Berlin : le capitalisme emporte tout, même un symbole des libertés contre l'anticapitalisme

Publié le 27 mars 2013 par Sylvainrakotoarison

C’est la mémoire qui est en train d’être assassinée par des promoteurs immobiliers voraces et irrespectueux. Ce 27 mars 2013, six mètres du mur ont été détruits pour construire un immeuble d’habitation de soixante-trois mètres de haut.

C’était le samedi 26 janvier 2013, dans la soirée. J’étais à Berlin, le temps était au froid. La neige avait envahi depuis plusieurs jours la ville et un vent froid secouait la chair laissée à l’air libre. J’avais voulu quand même le voir. Cela faisait plus de vingt ans que j’avais voulu le voir, et l’émotion m’a pris à la gorge dès les premiers mètres.

J’ai longé très lentement les mille trois cents mètres de ce qu'il restait du mur de Berlin, à East Side Gallery, dans l’est de la ville, le long de la rivière Spree (d’autres morceaux restent encore, en particulier dans le nord de la ville). Il y avait très peu de monde. Quelques touristes, des jeunes, qui se prenaient en photo devant les œuvres peintes par des artistes internationaux sur ces résidus de mur. À l’occasion du vingtième anniversaire de la chute du mur, les mêmes artistes étaient revenus restaurer leurs œuvres (en particulier le Français Thierry Noir).


Le 13 août 1963, le gouvernement communiste est-allemand avait décidé de construire cent cinquante-cinq kilomètres de mur de près de quatre mètres de hauteur avec barbelés et miradors en plein centre de la capitale allemande. Il a fallu attendre la chute du mur de Berlin, le 9 novembre 1989, pour envisager un nouveau monde (ainsi que la réunification).


Une génération est passée depuis lors et les jeunes Berlinois ont l’esprit très éloigné de ce qui apparaît, pour eux, nés après 1989, comme un simple épisode de leur histoire. Pourtant, des dizaines d’Allemands ont été tués en tentant de traverser le mur (d’est en ouest), peut-être leurs parents, leurs grands-parents.


En regardant la situation des lieux, je pouvais vite comprendre que les lieux auraient du mal à être sauvegardés en l’état, pour préserver la mémoire d’une idéologie qui a entraîné l’érection d’une telle horreur. En effet, une zone très étendue de terrains vagues reste encore en friches entre le mur et la rivière, et cela suscite des appétits chez les promoteurs immobiliers. Et si l’on veut bâtir sur cette zone, il faudra bien y avoir accès par le mur.
──────────
Exercice bref:
Relevez toutes les longueurs et hauteurs chiffrées exprimées en mètres dans le billet sur le mur de Berlin. Les enregistrements ci-après proviennent d'une autre source que ce billet.

(Données de position des éléments)
──────────
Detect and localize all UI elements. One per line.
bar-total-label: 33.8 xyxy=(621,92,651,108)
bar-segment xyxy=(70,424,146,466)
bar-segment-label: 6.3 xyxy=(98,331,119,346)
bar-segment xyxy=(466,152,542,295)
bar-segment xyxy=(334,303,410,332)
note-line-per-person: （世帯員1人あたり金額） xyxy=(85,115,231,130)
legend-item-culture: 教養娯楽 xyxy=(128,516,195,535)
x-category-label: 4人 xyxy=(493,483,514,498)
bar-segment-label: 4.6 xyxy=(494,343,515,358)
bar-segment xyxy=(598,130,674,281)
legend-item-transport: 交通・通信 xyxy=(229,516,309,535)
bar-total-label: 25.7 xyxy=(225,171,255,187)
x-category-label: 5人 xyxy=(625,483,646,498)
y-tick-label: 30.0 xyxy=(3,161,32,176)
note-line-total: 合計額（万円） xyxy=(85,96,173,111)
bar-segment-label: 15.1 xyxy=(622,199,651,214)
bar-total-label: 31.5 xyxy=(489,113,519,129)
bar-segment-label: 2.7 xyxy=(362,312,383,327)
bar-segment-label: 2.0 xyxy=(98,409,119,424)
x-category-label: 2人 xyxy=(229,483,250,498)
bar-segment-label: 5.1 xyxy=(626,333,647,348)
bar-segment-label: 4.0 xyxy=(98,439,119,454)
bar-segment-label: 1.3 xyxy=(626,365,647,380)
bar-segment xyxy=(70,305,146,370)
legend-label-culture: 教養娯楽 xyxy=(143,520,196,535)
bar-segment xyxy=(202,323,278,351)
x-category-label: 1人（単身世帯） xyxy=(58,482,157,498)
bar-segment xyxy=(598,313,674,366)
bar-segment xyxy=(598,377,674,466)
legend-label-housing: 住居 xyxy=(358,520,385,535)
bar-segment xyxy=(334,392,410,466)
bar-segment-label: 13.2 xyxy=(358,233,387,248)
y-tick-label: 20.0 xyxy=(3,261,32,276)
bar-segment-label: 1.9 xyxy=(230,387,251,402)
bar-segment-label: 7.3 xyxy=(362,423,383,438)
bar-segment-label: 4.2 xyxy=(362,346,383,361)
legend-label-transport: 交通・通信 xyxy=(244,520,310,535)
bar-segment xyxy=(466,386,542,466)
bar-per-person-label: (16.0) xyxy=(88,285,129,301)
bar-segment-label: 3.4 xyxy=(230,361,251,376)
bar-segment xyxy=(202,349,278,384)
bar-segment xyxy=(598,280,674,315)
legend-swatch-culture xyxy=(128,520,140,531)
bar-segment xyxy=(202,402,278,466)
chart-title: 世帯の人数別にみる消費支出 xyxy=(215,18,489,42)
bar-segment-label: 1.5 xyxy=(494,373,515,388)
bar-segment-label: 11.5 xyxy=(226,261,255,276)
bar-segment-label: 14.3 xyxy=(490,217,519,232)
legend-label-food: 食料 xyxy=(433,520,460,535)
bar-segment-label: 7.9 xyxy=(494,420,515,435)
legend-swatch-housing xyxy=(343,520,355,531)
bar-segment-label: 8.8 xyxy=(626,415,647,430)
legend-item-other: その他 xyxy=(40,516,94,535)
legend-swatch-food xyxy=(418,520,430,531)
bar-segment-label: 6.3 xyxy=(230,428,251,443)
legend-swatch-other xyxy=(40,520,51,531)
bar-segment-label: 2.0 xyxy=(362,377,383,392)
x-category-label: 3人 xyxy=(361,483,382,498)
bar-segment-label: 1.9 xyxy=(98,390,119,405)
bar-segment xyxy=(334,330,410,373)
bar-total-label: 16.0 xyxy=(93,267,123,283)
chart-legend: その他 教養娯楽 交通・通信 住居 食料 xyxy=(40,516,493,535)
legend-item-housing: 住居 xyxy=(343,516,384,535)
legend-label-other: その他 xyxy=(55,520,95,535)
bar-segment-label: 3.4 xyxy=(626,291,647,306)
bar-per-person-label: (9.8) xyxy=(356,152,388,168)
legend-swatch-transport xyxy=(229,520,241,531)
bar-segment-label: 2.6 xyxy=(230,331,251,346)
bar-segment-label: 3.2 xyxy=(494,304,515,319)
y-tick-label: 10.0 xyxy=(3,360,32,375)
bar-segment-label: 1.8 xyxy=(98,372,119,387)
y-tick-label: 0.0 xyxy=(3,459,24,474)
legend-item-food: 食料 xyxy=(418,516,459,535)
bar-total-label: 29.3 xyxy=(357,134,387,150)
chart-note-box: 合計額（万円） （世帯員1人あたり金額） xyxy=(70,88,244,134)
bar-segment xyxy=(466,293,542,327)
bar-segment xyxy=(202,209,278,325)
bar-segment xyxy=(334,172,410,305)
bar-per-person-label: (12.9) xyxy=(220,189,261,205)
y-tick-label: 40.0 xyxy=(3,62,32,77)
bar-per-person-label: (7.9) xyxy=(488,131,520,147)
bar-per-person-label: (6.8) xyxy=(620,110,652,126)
──────────
Corrigé:
six mètres ; soixante-trois mètres ; mille trois cents mètres ; près de quatre mètres